──────── SUPPLIED MATERIAL

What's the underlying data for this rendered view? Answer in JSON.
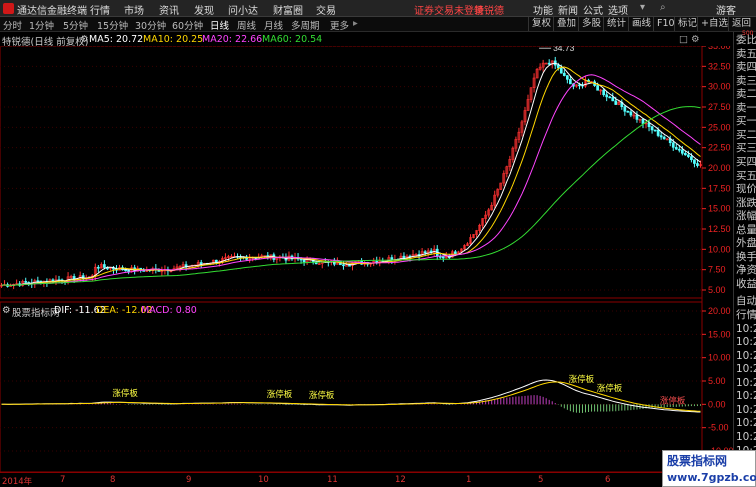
{
  "app": {
    "title": "通达信金融终端",
    "menus": [
      "行情",
      "市场",
      "资讯",
      "发现",
      "问小达",
      "财富圈",
      "交易"
    ],
    "login_notice": "证券交易未登录",
    "stock_name": "特锐德",
    "right_menus": [
      "功能",
      "新闻",
      "公式",
      "选项"
    ],
    "guest": "游客"
  },
  "toolbar": {
    "periods": [
      "分时",
      "1分钟",
      "5分钟",
      "15分钟",
      "30分钟",
      "60分钟",
      "日线",
      "周线",
      "月线",
      "多周期",
      "更多"
    ],
    "active_period": "日线",
    "right_buttons": [
      "复权",
      "叠加",
      "多股",
      "统计",
      "画线",
      "F10",
      "标记",
      "+自选",
      "返回"
    ]
  },
  "main_chart": {
    "label": "特锐德(日线 前复权)",
    "ma": [
      {
        "name": "MA5",
        "value": "20.72",
        "color": "#ffffff"
      },
      {
        "name": "MA10",
        "value": "20.25",
        "color": "#ffd700"
      },
      {
        "name": "MA20",
        "value": "22.66",
        "color": "#ff44ff"
      },
      {
        "name": "MA60",
        "value": "20.54",
        "color": "#33dd33"
      }
    ],
    "high_label": "34.73",
    "y_ticks": [
      "35.00",
      "32.50",
      "30.00",
      "27.50",
      "25.00",
      "22.50",
      "20.00",
      "17.50",
      "15.00",
      "12.50",
      "10.00",
      "7.50",
      "5.00"
    ]
  },
  "indicator": {
    "label": "股票指标网",
    "dif": "DIF: -11.62",
    "dea": "DEA: -12.02",
    "macd": "MACD: 0.80",
    "y_ticks": [
      "20.00",
      "15.00",
      "10.00",
      "5.00",
      "0.00",
      "-5.00",
      "-10.00"
    ],
    "annotations": [
      "涨停板",
      "涨停板",
      "涨停板",
      "涨停板",
      "涨停板",
      "涨停板"
    ]
  },
  "right_panel": {
    "items": [
      "委比",
      "卖五",
      "卖四",
      "卖三",
      "卖二",
      "卖一",
      "买一",
      "买二",
      "买三",
      "买四",
      "买五",
      "现价",
      "涨跌",
      "涨幅",
      "总量",
      "外盘",
      "换手",
      "净资",
      "收益",
      "自动",
      "行情",
      "10:2",
      "10:2",
      "10:2",
      "10:2",
      "10:2",
      "10:2",
      "10:2",
      "10:2",
      "10:2",
      "10:2",
      "10:2"
    ],
    "corner": "500"
  },
  "timeline": {
    "labels": [
      "2014年",
      "7",
      "8",
      "9",
      "10",
      "11",
      "12",
      "1",
      "5",
      "6"
    ]
  },
  "watermark": {
    "line1": "股票指标网",
    "line2": "www.7gpzb.com"
  },
  "colors": {
    "up": "#ff3232",
    "down": "#54ffff",
    "ma5": "#ffffff",
    "ma10": "#ffd700",
    "ma20": "#ff44ff",
    "ma60": "#33dd33",
    "annotation": "#ffff44"
  }
}
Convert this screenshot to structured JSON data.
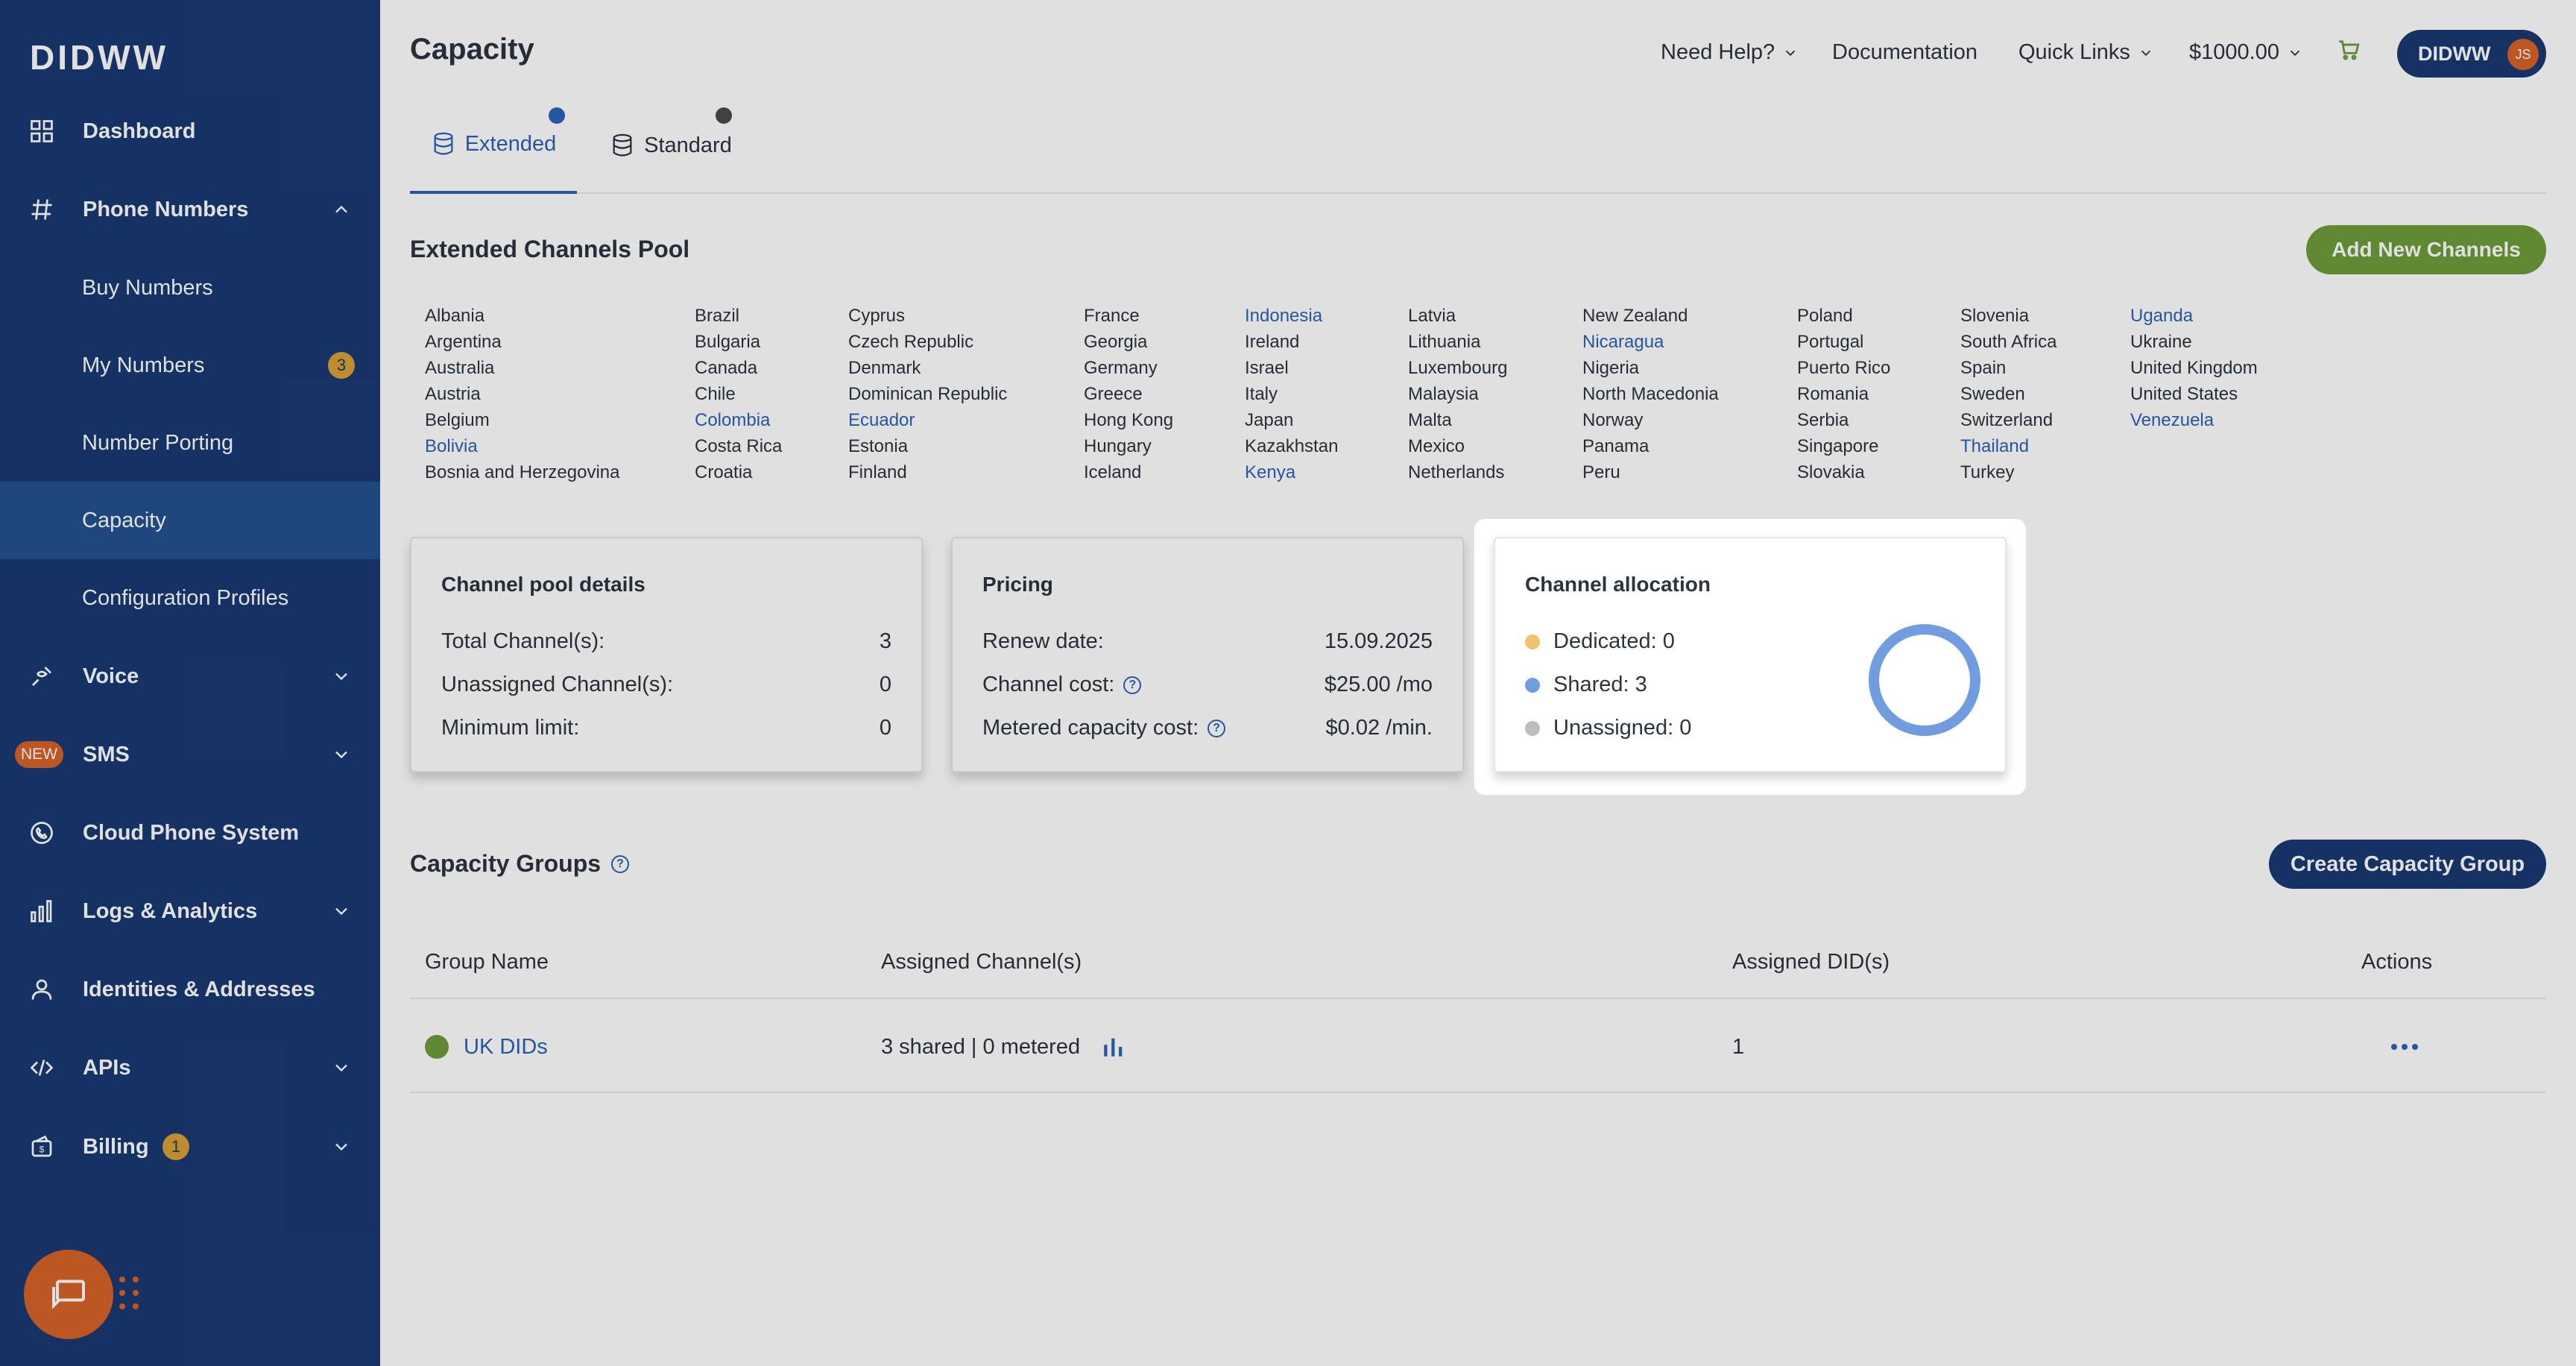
{
  "brand": {
    "logo": "DIDWW",
    "colors": {
      "sidebar": "#1a3a72",
      "accent": "#2a62b8",
      "green": "#6e9b3a",
      "orange": "#d7642a"
    }
  },
  "sidebar": {
    "items": [
      {
        "label": "Dashboard",
        "icon": "grid-icon"
      },
      {
        "label": "Phone Numbers",
        "icon": "hash-icon"
      },
      {
        "label": "Buy Numbers"
      },
      {
        "label": "My Numbers",
        "badge": "3"
      },
      {
        "label": "Number Porting"
      },
      {
        "label": "Capacity"
      },
      {
        "label": "Configuration Profiles"
      },
      {
        "label": "Voice",
        "icon": "voice-icon"
      },
      {
        "label": "SMS",
        "badge": "NEW"
      },
      {
        "label": "Cloud Phone System",
        "icon": "phone-icon"
      },
      {
        "label": "Logs & Analytics",
        "icon": "bar-chart-icon"
      },
      {
        "label": "Identities & Addresses",
        "icon": "user-icon"
      },
      {
        "label": "APIs",
        "icon": "code-icon"
      },
      {
        "label": "Billing",
        "icon": "wallet-icon",
        "badge": "1"
      }
    ]
  },
  "header": {
    "title": "Capacity",
    "need_help": "Need Help?",
    "documentation": "Documentation",
    "quick_links": "Quick Links",
    "balance": "$1000.00",
    "account": "DIDWW",
    "avatar_initials": "JS"
  },
  "tabs": [
    {
      "label": "Extended"
    },
    {
      "label": "Standard"
    }
  ],
  "pool": {
    "title": "Extended Channels Pool",
    "add_button": "Add New Channels",
    "columns": [
      [
        "Albania",
        "Argentina",
        "Australia",
        "Austria",
        "Belgium",
        "Bolivia",
        "Bosnia and Herzegovina"
      ],
      [
        "Brazil",
        "Bulgaria",
        "Canada",
        "Chile",
        "Colombia",
        "Costa Rica",
        "Croatia"
      ],
      [
        "Cyprus",
        "Czech Republic",
        "Denmark",
        "Dominican Republic",
        "Ecuador",
        "Estonia",
        "Finland"
      ],
      [
        "France",
        "Georgia",
        "Germany",
        "Greece",
        "Hong Kong",
        "Hungary",
        "Iceland"
      ],
      [
        "Indonesia",
        "Ireland",
        "Israel",
        "Italy",
        "Japan",
        "Kazakhstan",
        "Kenya"
      ],
      [
        "Latvia",
        "Lithuania",
        "Luxembourg",
        "Malaysia",
        "Malta",
        "Mexico",
        "Netherlands"
      ],
      [
        "New Zealand",
        "Nicaragua",
        "Nigeria",
        "North Macedonia",
        "Norway",
        "Panama",
        "Peru"
      ],
      [
        "Poland",
        "Portugal",
        "Puerto Rico",
        "Romania",
        "Serbia",
        "Singapore",
        "Slovakia"
      ],
      [
        "Slovenia",
        "South Africa",
        "Spain",
        "Sweden",
        "Switzerland",
        "Thailand",
        "Turkey"
      ],
      [
        "Uganda",
        "Ukraine",
        "United Kingdom",
        "United States",
        "Venezuela"
      ]
    ],
    "links": [
      "Bolivia",
      "Colombia",
      "Ecuador",
      "Indonesia",
      "Kenya",
      "Nicaragua",
      "Thailand",
      "Uganda",
      "Venezuela"
    ]
  },
  "pool_details": {
    "title": "Channel pool details",
    "rows": [
      {
        "label": "Total Channel(s):",
        "value": "3"
      },
      {
        "label": "Unassigned Channel(s):",
        "value": "0"
      },
      {
        "label": "Minimum limit:",
        "value": "0"
      }
    ]
  },
  "pricing": {
    "title": "Pricing",
    "rows": [
      {
        "label": "Renew date:",
        "value": "15.09.2025"
      },
      {
        "label": "Channel cost:",
        "value": "$25.00 /mo"
      },
      {
        "label": "Metered capacity cost:",
        "value": "$0.02 /min."
      }
    ]
  },
  "allocation": {
    "title": "Channel allocation",
    "legend": [
      {
        "label": "Dedicated: 0",
        "color": "#f2c36b"
      },
      {
        "label": "Shared: 3",
        "color": "#6f9de0"
      },
      {
        "label": "Unassigned: 0",
        "color": "#bdbdbd"
      }
    ],
    "chart": {
      "dedicated": 0,
      "shared": 3,
      "unassigned": 0
    }
  },
  "groups": {
    "title": "Capacity Groups",
    "create_button": "Create Capacity Group",
    "columns": [
      "Group Name",
      "Assigned Channel(s)",
      "Assigned DID(s)",
      "Actions"
    ],
    "rows": [
      {
        "name": "UK DIDs",
        "channels": "3 shared | 0 metered",
        "dids": "1",
        "status_color": "#6e9b3a"
      }
    ]
  }
}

────────────────

> _WHAT TO WORK ON_
Pictures stay out; reproduce every line of the records exactly.

> _SOLUTION TO THE EXERCISE_
What's the underlying data for this rendered view? Answer in JSON.
{
  "app": {
    "title": "通达信金融终端",
    "menus": [
      "行情",
      "市场",
      "资讯",
      "发现",
      "问小达",
      "财富圈",
      "交易"
    ],
    "login_notice": "证券交易未登录",
    "stock_name": "特锐德",
    "right_menus": [
      "功能",
      "新闻",
      "公式",
      "选项"
    ],
    "guest": "游客"
  },
  "toolbar": {
    "periods": [
      "分时",
      "1分钟",
      "5分钟",
      "15分钟",
      "30分钟",
      "60分钟",
      "日线",
      "周线",
      "月线",
      "多周期",
      "更多"
    ],
    "active_period": "日线",
    "right_buttons": [
      "复权",
      "叠加",
      "多股",
      "统计",
      "画线",
      "F10",
      "标记",
      "+自选",
      "返回"
    ]
  },
  "main_chart": {
    "label": "特锐德(日线 前复权)",
    "ma": [
      {
        "name": "MA5",
        "value": "20.72",
        "color": "#ffffff"
      },
      {
        "name": "MA10",
        "value": "20.25",
        "color": "#ffd700"
      },
      {
        "name": "MA20",
        "value": "22.66",
        "color": "#ff44ff"
      },
      {
        "name": "MA60",
        "value": "20.54",
        "color": "#33dd33"
      }
    ],
    "high_label": "34.73",
    "y_ticks": [
      "35.00",
      "32.50",
      "30.00",
      "27.50",
      "25.00",
      "22.50",
      "20.00",
      "17.50",
      "15.00",
      "12.50",
      "10.00",
      "7.50",
      "5.00"
    ]
  },
  "indicator": {
    "label": "股票指标网",
    "dif": "DIF: -11.62",
    "dea": "DEA: -12.02",
    "macd": "MACD: 0.80",
    "y_ticks": [
      "20.00",
      "15.00",
      "10.00",
      "5.00",
      "0.00",
      "-5.00",
      "-10.00"
    ],
    "annotations": [
      "涨停板",
      "涨停板",
      "涨停板",
      "涨停板",
      "涨停板",
      "涨停板"
    ]
  },
  "right_panel": {
    "items": [
      "委比",
      "卖五",
      "卖四",
      "卖三",
      "卖二",
      "卖一",
      "买一",
      "买二",
      "买三",
      "买四",
      "买五",
      "现价",
      "涨跌",
      "涨幅",
      "总量",
      "外盘",
      "换手",
      "净资",
      "收益",
      "自动",
      "行情",
      "10:2",
      "10:2",
      "10:2",
      "10:2",
      "10:2",
      "10:2",
      "10:2",
      "10:2",
      "10:2",
      "10:2",
      "10:2"
    ],
    "corner": "500"
  },
  "timeline": {
    "labels": [
      "2014年",
      "7",
      "8",
      "9",
      "10",
      "11",
      "12",
      "1",
      "5",
      "6"
    ]
  },
  "watermark": {
    "line1": "股票指标网",
    "line2": "www.7gpzb.com"
  },
  "colors": {
    "up": "#ff3232",
    "down": "#54ffff",
    "ma5": "#ffffff",
    "ma10": "#ffd700",
    "ma20": "#ff44ff",
    "ma60": "#33dd33",
    "annotation": "#ffff44"
  }
}
Convert this screenshot to structured JSON data.
{
  "brand": {
    "logo": "DIDWW",
    "colors": {
      "sidebar": "#1a3a72",
      "accent": "#2a62b8",
      "green": "#6e9b3a",
      "orange": "#d7642a"
    }
  },
  "sidebar": {
    "items": [
      {
        "label": "Dashboard",
        "icon": "grid-icon"
      },
      {
        "label": "Phone Numbers",
        "icon": "hash-icon"
      },
      {
        "label": "Buy Numbers"
      },
      {
        "label": "My Numbers",
        "badge": "3"
      },
      {
        "label": "Number Porting"
      },
      {
        "label": "Capacity"
      },
      {
        "label": "Configuration Profiles"
      },
      {
        "label": "Voice",
        "icon": "voice-icon"
      },
      {
        "label": "SMS",
        "badge": "NEW"
      },
      {
        "label": "Cloud Phone System",
        "icon": "phone-icon"
      },
      {
        "label": "Logs & Analytics",
        "icon": "bar-chart-icon"
      },
      {
        "label": "Identities & Addresses",
        "icon": "user-icon"
      },
      {
        "label": "APIs",
        "icon": "code-icon"
      },
      {
        "label": "Billing",
        "icon": "wallet-icon",
        "badge": "1"
      }
    ]
  },
  "header": {
    "title": "Capacity",
    "need_help": "Need Help?",
    "documentation": "Documentation",
    "quick_links": "Quick Links",
    "balance": "$1000.00",
    "account": "DIDWW",
    "avatar_initials": "JS"
  },
  "tabs": [
    {
      "label": "Extended"
    },
    {
      "label": "Standard"
    }
  ],
  "pool": {
    "title": "Extended Channels Pool",
    "add_button": "Add New Channels",
    "columns": [
      [
        "Albania",
        "Argentina",
        "Australia",
        "Austria",
        "Belgium",
        "Bolivia",
        "Bosnia and Herzegovina"
      ],
      [
        "Brazil",
        "Bulgaria",
        "Canada",
        "Chile",
        "Colombia",
        "Costa Rica",
        "Croatia"
      ],
      [
        "Cyprus",
        "Czech Republic",
        "Denmark",
        "Dominican Republic",
        "Ecuador",
        "Estonia",
        "Finland"
      ],
      [
        "France",
        "Georgia",
        "Germany",
        "Greece",
        "Hong Kong",
        "Hungary",
        "Iceland"
      ],
      [
        "Indonesia",
        "Ireland",
        "Israel",
        "Italy",
        "Japan",
        "Kazakhstan",
        "Kenya"
      ],
      [
        "Latvia",
        "Lithuania",
        "Luxembourg",
        "Malaysia",
        "Malta",
        "Mexico",
        "Netherlands"
      ],
      [
        "New Zealand",
        "Nicaragua",
        "Nigeria",
        "North Macedonia",
        "Norway",
        "Panama",
        "Peru"
      ],
      [
        "Poland",
        "Portugal",
        "Puerto Rico",
        "Romania",
        "Serbia",
        "Singapore",
        "Slovakia"
      ],
      [
        "Slovenia",
        "South Africa",
        "Spain",
        "Sweden",
        "Switzerland",
        "Thailand",
        "Turkey"
      ],
      [
        "Uganda",
        "Ukraine",
        "United Kingdom",
        "United States",
        "Venezuela"
      ]
    ],
    "links": [
      "Bolivia",
      "Colombia",
      "Ecuador",
      "Indonesia",
      "Kenya",
      "Nicaragua",
      "Thailand",
      "Uganda",
      "Venezuela"
    ]
  },
  "pool_details": {
    "title": "Channel pool details",
    "rows": [
      {
        "label": "Total Channel(s):",
        "value": "3"
      },
      {
        "label": "Unassigned Channel(s):",
        "value": "0"
      },
      {
        "label": "Minimum limit:",
        "value": "0"
      }
    ]
  },
  "pricing": {
    "title": "Pricing",
    "rows": [
      {
        "label": "Renew date:",
        "value": "15.09.2025"
      },
      {
        "label": "Channel cost:",
        "value": "$25.00 /mo"
      },
      {
        "label": "Metered capacity cost:",
        "value": "$0.02 /min."
      }
    ]
  },
  "allocation": {
    "title": "Channel allocation",
    "legend": [
      {
        "label": "Dedicated: 0",
        "color": "#f2c36b"
      },
      {
        "label": "Shared: 3",
        "color": "#6f9de0"
      },
      {
        "label": "Unassigned: 0",
        "color": "#bdbdbd"
      }
    ],
    "chart": {
      "dedicated": 0,
      "shared": 3,
      "unassigned": 0
    }
  },
  "groups": {
    "title": "Capacity Groups",
    "create_button": "Create Capacity Group",
    "columns": [
      "Group Name",
      "Assigned Channel(s)",
      "Assigned DID(s)",
      "Actions"
    ],
    "rows": [
      {
        "name": "UK DIDs",
        "channels": "3 shared | 0 metered",
        "dids": "1",
        "status_color": "#6e9b3a"
      }
    ]
  }
}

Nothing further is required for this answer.